With pictures omitted, copy exactly the lines from the one containing "Convert this chart" through the end of the records below.

━━━ Input rows ━━━

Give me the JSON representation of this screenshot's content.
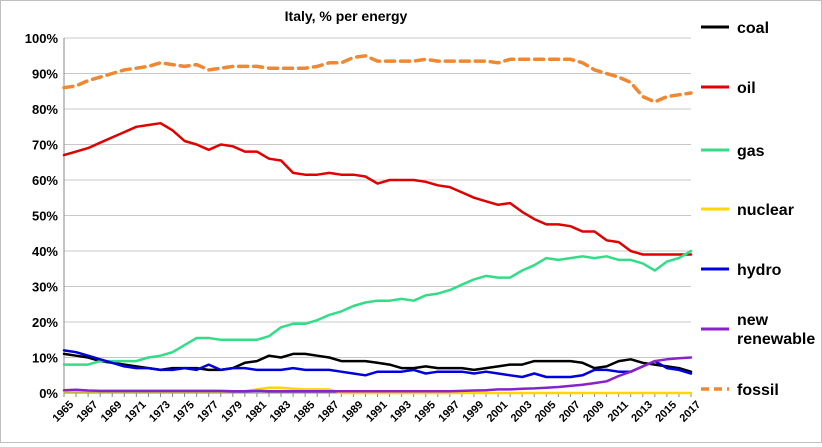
{
  "chart_data": {
    "type": "line",
    "title": "Italy, % per energy",
    "xlabel": "",
    "ylabel": "",
    "ylim": [
      0,
      100
    ],
    "y_tick_labels": [
      "0%",
      "10%",
      "20%",
      "30%",
      "40%",
      "50%",
      "60%",
      "70%",
      "80%",
      "90%",
      "100%"
    ],
    "x": [
      1965,
      1966,
      1967,
      1968,
      1969,
      1970,
      1971,
      1972,
      1973,
      1974,
      1975,
      1976,
      1977,
      1978,
      1979,
      1980,
      1981,
      1982,
      1983,
      1984,
      1985,
      1986,
      1987,
      1988,
      1989,
      1990,
      1991,
      1992,
      1993,
      1994,
      1995,
      1996,
      1997,
      1998,
      1999,
      2000,
      2001,
      2002,
      2003,
      2004,
      2005,
      2006,
      2007,
      2008,
      2009,
      2010,
      2011,
      2012,
      2013,
      2014,
      2015,
      2016,
      2017
    ],
    "x_tick_labels": [
      "1965",
      "1967",
      "1969",
      "1971",
      "1973",
      "1975",
      "1977",
      "1979",
      "1981",
      "1983",
      "1985",
      "1987",
      "1989",
      "1991",
      "1993",
      "1995",
      "1997",
      "1999",
      "2001",
      "2003",
      "2005",
      "2007",
      "2009",
      "2011",
      "2013",
      "2015",
      "2017"
    ],
    "grid": true,
    "legend_position": "right",
    "series": [
      {
        "name": "coal",
        "color": "#000000",
        "dashed": false,
        "values": [
          11,
          10.5,
          10,
          9,
          8.5,
          8,
          7.5,
          7,
          6.5,
          7,
          7,
          7,
          6.5,
          6.5,
          7,
          8.5,
          9,
          10.5,
          10,
          11,
          11,
          10.5,
          10,
          9,
          9,
          9,
          8.5,
          8,
          7,
          7,
          7.5,
          7,
          7,
          7,
          6.5,
          7,
          7.5,
          8,
          8,
          9,
          9,
          9,
          9,
          8.5,
          7,
          7.5,
          9,
          9.5,
          8.5,
          8,
          7.5,
          7,
          6
        ]
      },
      {
        "name": "oil",
        "color": "#e00000",
        "dashed": false,
        "values": [
          67,
          68,
          69,
          70.5,
          72,
          73.5,
          75,
          75.5,
          76,
          74,
          71,
          70,
          68.5,
          70,
          69.5,
          68,
          68,
          66,
          65.5,
          62,
          61.5,
          61.5,
          62,
          61.5,
          61.5,
          61,
          59,
          60,
          60,
          60,
          59.5,
          58.5,
          58,
          56.5,
          55,
          54,
          53,
          53.5,
          51,
          49,
          47.5,
          47.5,
          47,
          45.5,
          45.5,
          43,
          42.5,
          40,
          39,
          39,
          39,
          39,
          39
        ]
      },
      {
        "name": "gas",
        "color": "#33dd88",
        "dashed": false,
        "values": [
          8,
          8,
          8,
          9,
          9,
          9,
          9,
          10,
          10.5,
          11.5,
          13.5,
          15.5,
          15.5,
          15,
          15,
          15,
          15,
          16,
          18.5,
          19.5,
          19.5,
          20.5,
          22,
          23,
          24.5,
          25.5,
          26,
          26,
          26.5,
          26,
          27.5,
          28,
          29,
          30.5,
          32,
          33,
          32.5,
          32.5,
          34.5,
          36,
          38,
          37.5,
          38,
          38.5,
          38,
          38.5,
          37.5,
          37.5,
          36.5,
          34.5,
          37,
          38,
          40
        ]
      },
      {
        "name": "nuclear",
        "color": "#ffd700",
        "dashed": false,
        "values": [
          0.5,
          0.5,
          0.5,
          0.5,
          0.5,
          0.5,
          0.5,
          0.5,
          0.5,
          0.5,
          0.5,
          0.5,
          0.5,
          0.5,
          0.5,
          0.5,
          1,
          1.5,
          1.5,
          1.2,
          1,
          1,
          1,
          0,
          0,
          0,
          0,
          0,
          0,
          0,
          0,
          0,
          0,
          0,
          0,
          0,
          0,
          0,
          0,
          0,
          0,
          0,
          0,
          0,
          0,
          0,
          0,
          0,
          0,
          0,
          0,
          0,
          0
        ]
      },
      {
        "name": "hydro",
        "color": "#0000dd",
        "dashed": false,
        "values": [
          12,
          11.5,
          10.5,
          9.5,
          8.5,
          7.5,
          7,
          7,
          6.5,
          6.5,
          7,
          6.5,
          8,
          6.5,
          7,
          7,
          6.5,
          6.5,
          6.5,
          7,
          6.5,
          6.5,
          6.5,
          6,
          5.5,
          5,
          6,
          6,
          6,
          6.5,
          5.5,
          6,
          6,
          6,
          5.5,
          6,
          5.5,
          5,
          4.5,
          5.5,
          4.5,
          4.5,
          4.5,
          5,
          6.5,
          6.5,
          6,
          6,
          7.5,
          9,
          7,
          6.5,
          5.5
        ]
      },
      {
        "name": "new renewable",
        "color": "#8822cc",
        "dashed": false,
        "values": [
          0.8,
          0.9,
          0.7,
          0.6,
          0.6,
          0.6,
          0.6,
          0.6,
          0.6,
          0.6,
          0.6,
          0.6,
          0.6,
          0.6,
          0.5,
          0.5,
          0.6,
          0.5,
          0.5,
          0.5,
          0.5,
          0.5,
          0.5,
          0.5,
          0.5,
          0.5,
          0.5,
          0.5,
          0.5,
          0.5,
          0.5,
          0.5,
          0.5,
          0.6,
          0.7,
          0.8,
          1,
          1,
          1.2,
          1.3,
          1.5,
          1.7,
          2,
          2.3,
          2.8,
          3.3,
          4.8,
          6,
          7.5,
          9,
          9.5,
          9.8,
          10
        ]
      },
      {
        "name": "fossil",
        "color": "#ee8833",
        "dashed": true,
        "values": [
          86,
          86.5,
          88,
          89,
          90,
          91,
          91.5,
          92,
          93,
          92.5,
          92,
          92.5,
          91,
          91.5,
          92,
          92,
          92,
          91.5,
          91.5,
          91.5,
          91.5,
          92,
          93,
          93,
          94.5,
          95,
          93.5,
          93.5,
          93.5,
          93.5,
          94,
          93.5,
          93.5,
          93.5,
          93.5,
          93.5,
          93,
          94,
          94,
          94,
          94,
          94,
          94,
          93,
          91,
          90,
          89,
          87.5,
          83.5,
          82,
          83.5,
          84,
          84.5
        ]
      }
    ]
  }
}
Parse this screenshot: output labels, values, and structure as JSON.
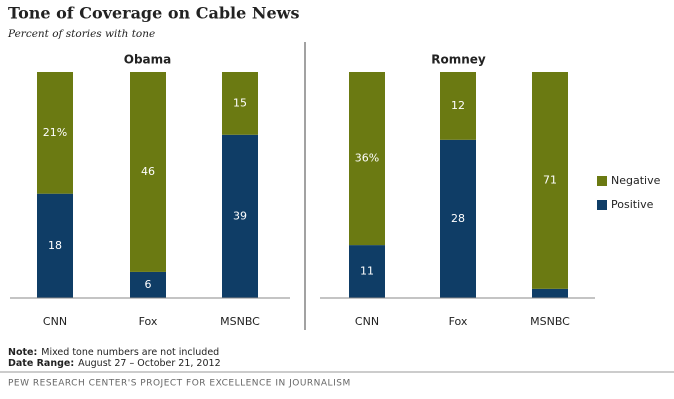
{
  "title": "Tone of Coverage on Cable News",
  "subtitle": "Percent of stories with tone",
  "notes": [
    {
      "label": "Note:",
      "text": "Mixed tone numbers are not included"
    },
    {
      "label": "Date Range:",
      "text": "August 27 – October 21, 2012"
    }
  ],
  "source": "PEW RESEARCH CENTER'S PROJECT FOR EXCELLENCE IN JOURNALISM",
  "chart_data": {
    "type": "bar",
    "stacked": true,
    "percent_stacked": true,
    "legend": {
      "position": "right",
      "items": [
        {
          "name": "Negative",
          "color": "#6b7a12"
        },
        {
          "name": "Positive",
          "color": "#0f3d66"
        }
      ]
    },
    "panels": [
      {
        "title": "Obama",
        "categories": [
          "CNN",
          "Fox",
          "MSNBC"
        ],
        "series": [
          {
            "values": [
              18,
              6,
              39
            ]
          },
          {
            "values": [
              21,
              46,
              15
            ],
            "value_labels": [
              "21%",
              "46",
              "15"
            ]
          }
        ]
      },
      {
        "title": "Romney",
        "categories": [
          "CNN",
          "Fox",
          "MSNBC"
        ],
        "series": [
          {
            "values": [
              11,
              28,
              3
            ]
          },
          {
            "values": [
              36,
              12,
              71
            ],
            "value_labels": [
              "36%",
              "12",
              "71"
            ]
          }
        ]
      }
    ]
  }
}
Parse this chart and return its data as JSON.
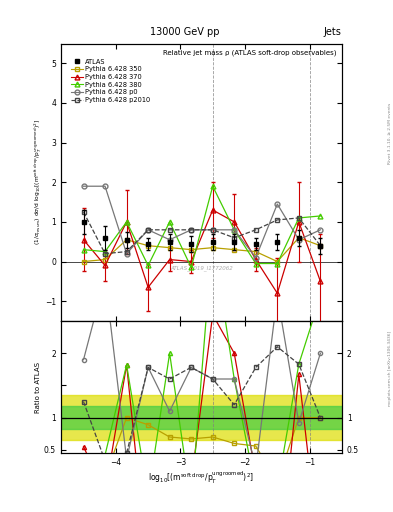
{
  "title_top": "13000 GeV pp",
  "title_right": "Jets",
  "plot_title": "Relative jet mass ρ (ATLAS soft-drop observables)",
  "watermark": "ATLAS_2019_I1772062",
  "rivet_label": "Rivet 3.1.10, ≥ 2.5M events",
  "mcplots_label": "mcplots.cern.ch [arXiv:1306.3436]",
  "ylabel_ratio": "Ratio to ATLAS",
  "x_values": [
    -4.5,
    -4.167,
    -3.833,
    -3.5,
    -3.167,
    -2.833,
    -2.5,
    -2.167,
    -1.833,
    -1.5,
    -1.167,
    -0.833
  ],
  "atlas_y": [
    1.0,
    0.6,
    0.55,
    0.45,
    0.5,
    0.45,
    0.5,
    0.5,
    0.45,
    0.5,
    0.6,
    0.4
  ],
  "atlas_yerr_lo": [
    0.3,
    0.3,
    0.2,
    0.15,
    0.2,
    0.2,
    0.2,
    0.2,
    0.15,
    0.2,
    0.2,
    0.2
  ],
  "atlas_yerr_hi": [
    0.3,
    0.3,
    0.2,
    0.15,
    0.2,
    0.2,
    0.2,
    0.2,
    0.15,
    0.2,
    0.2,
    0.2
  ],
  "p350_y": [
    0.0,
    0.05,
    0.55,
    0.4,
    0.35,
    0.3,
    0.35,
    0.3,
    0.25,
    0.0,
    0.6,
    0.4
  ],
  "p370_y": [
    0.55,
    -0.1,
    1.0,
    -0.65,
    0.05,
    0.0,
    1.3,
    1.0,
    0.05,
    -0.8,
    1.0,
    -0.5
  ],
  "p380_y": [
    0.3,
    0.25,
    1.0,
    -0.1,
    1.0,
    -0.15,
    1.9,
    0.8,
    -0.05,
    -0.05,
    1.1,
    1.15
  ],
  "p0_y": [
    1.9,
    1.9,
    0.2,
    0.8,
    0.55,
    0.8,
    0.8,
    0.8,
    0.1,
    1.45,
    0.55,
    0.8
  ],
  "p2010_y": [
    1.25,
    0.2,
    0.25,
    0.8,
    0.8,
    0.8,
    0.8,
    0.6,
    0.8,
    1.05,
    1.1,
    0.4
  ],
  "p350_yerr": [
    0.0,
    0.0,
    0.0,
    0.0,
    0.0,
    0.0,
    0.0,
    0.0,
    0.0,
    0.0,
    0.0,
    0.0
  ],
  "p370_yerr": [
    0.8,
    0.4,
    0.8,
    0.6,
    0.3,
    0.3,
    0.7,
    0.7,
    0.3,
    0.9,
    1.0,
    1.2
  ],
  "p380_yerr": [
    0.0,
    0.0,
    0.0,
    0.0,
    0.0,
    0.0,
    0.0,
    0.0,
    0.0,
    0.0,
    0.0,
    0.0
  ],
  "p350_color": "#b8a000",
  "p370_color": "#cc0000",
  "p380_color": "#44cc00",
  "p0_color": "#777777",
  "p2010_color": "#444444",
  "atlas_color": "#000000",
  "ratio_band_green": [
    0.82,
    1.18
  ],
  "ratio_band_yellow": [
    0.65,
    1.35
  ],
  "ratio_p350": [
    0.0,
    0.08,
    1.0,
    0.89,
    0.7,
    0.67,
    0.7,
    0.6,
    0.56,
    0.0,
    1.0,
    1.0
  ],
  "ratio_p370": [
    0.55,
    -0.17,
    1.82,
    -1.44,
    0.1,
    0.0,
    2.6,
    2.0,
    0.11,
    -1.6,
    1.67,
    -1.25
  ],
  "ratio_p380": [
    0.3,
    0.42,
    1.82,
    -0.22,
    2.0,
    -0.33,
    3.8,
    1.6,
    -0.11,
    -0.1,
    1.83,
    2.88
  ],
  "ratio_p0": [
    1.9,
    3.17,
    0.36,
    1.78,
    1.1,
    1.78,
    1.6,
    1.6,
    0.22,
    2.9,
    0.92,
    2.0
  ],
  "ratio_p2010": [
    1.25,
    0.33,
    0.45,
    1.78,
    1.6,
    1.78,
    1.6,
    1.2,
    1.78,
    2.1,
    1.83,
    1.0
  ],
  "vlines": [
    -2.5,
    -1.0
  ],
  "ylim_main": [
    -1.5,
    5.5
  ],
  "ylim_ratio": [
    0.45,
    2.5
  ],
  "xlim": [
    -4.85,
    -0.5
  ]
}
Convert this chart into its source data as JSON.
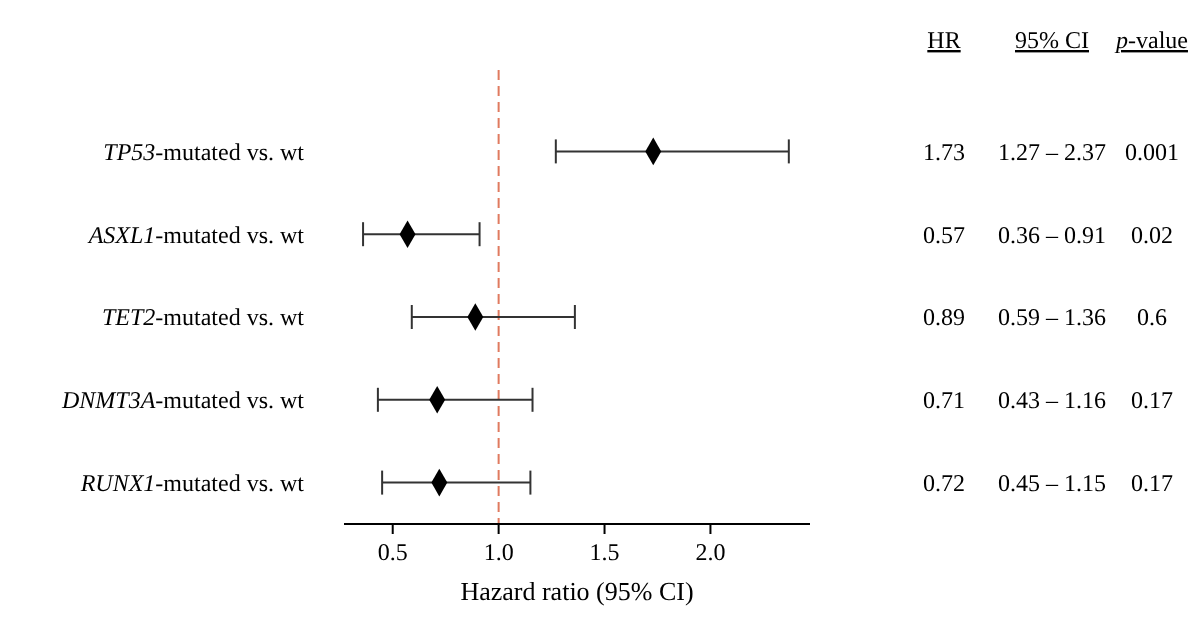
{
  "chart_data": {
    "type": "scatter",
    "orientation": "horizontal",
    "xlabel": "Hazard ratio (95% CI)",
    "categories": [
      "TP53-mutated vs. wt",
      "ASXL1-mutated vs. wt",
      "TET2-mutated vs. wt",
      "DNMT3A-mutated vs. wt",
      "RUNX1-mutated vs. wt"
    ],
    "values": [
      1.73,
      0.57,
      0.89,
      0.71,
      0.72
    ],
    "errors": [
      [
        1.27,
        2.37
      ],
      [
        0.36,
        0.91
      ],
      [
        0.59,
        1.36
      ],
      [
        0.43,
        1.16
      ],
      [
        0.45,
        1.15
      ]
    ],
    "color": "#000000",
    "marker": "diamond",
    "data_labels": true,
    "xlim": [
      0.27,
      2.47
    ],
    "xticks": [
      0.5,
      {
        "value": 1,
        "label": "1.0"
      },
      1.5,
      {
        "value": 2,
        "label": "2.0"
      }
    ],
    "ref_lines": [
      {
        "axis": "x",
        "value": 1,
        "color": "#e07a5f",
        "line_style": "dashed"
      }
    ],
    "annotations": [
      "HR",
      "95% CI",
      "p-value",
      "1.27 – 2.37",
      "0.001",
      "0.36 – 0.91",
      "0.02",
      "0.59 – 1.36",
      "0.6",
      "0.43 – 1.16",
      "0.17",
      "0.45 – 1.15",
      "0.17"
    ]
  }
}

━━━

#### Reply:
Convert this chart into its source data as JSON.
{
  "chart_data": {
    "type": "scatter",
    "orientation": "horizontal",
    "xlabel": "Hazard ratio (95% CI)",
    "categories": [
      "TP53-mutated vs. wt",
      "ASXL1-mutated vs. wt",
      "TET2-mutated vs. wt",
      "DNMT3A-mutated vs. wt",
      "RUNX1-mutated vs. wt"
    ],
    "values": [
      1.73,
      0.57,
      0.89,
      0.71,
      0.72
    ],
    "errors": [
      [
        1.27,
        2.37
      ],
      [
        0.36,
        0.91
      ],
      [
        0.59,
        1.36
      ],
      [
        0.43,
        1.16
      ],
      [
        0.45,
        1.15
      ]
    ],
    "color": "#000000",
    "marker": "diamond",
    "data_labels": true,
    "xlim": [
      0.27,
      2.47
    ],
    "xticks": [
      0.5,
      {
        "value": 1,
        "label": "1.0"
      },
      1.5,
      {
        "value": 2,
        "label": "2.0"
      }
    ],
    "ref_lines": [
      {
        "axis": "x",
        "value": 1,
        "color": "#e07a5f",
        "line_style": "dashed"
      }
    ],
    "annotations": [
      "HR",
      "95% CI",
      "p-value",
      "1.27 – 2.37",
      "0.001",
      "0.36 – 0.91",
      "0.02",
      "0.59 – 1.36",
      "0.6",
      "0.43 – 1.16",
      "0.17",
      "0.45 – 1.15",
      "0.17"
    ]
  }
}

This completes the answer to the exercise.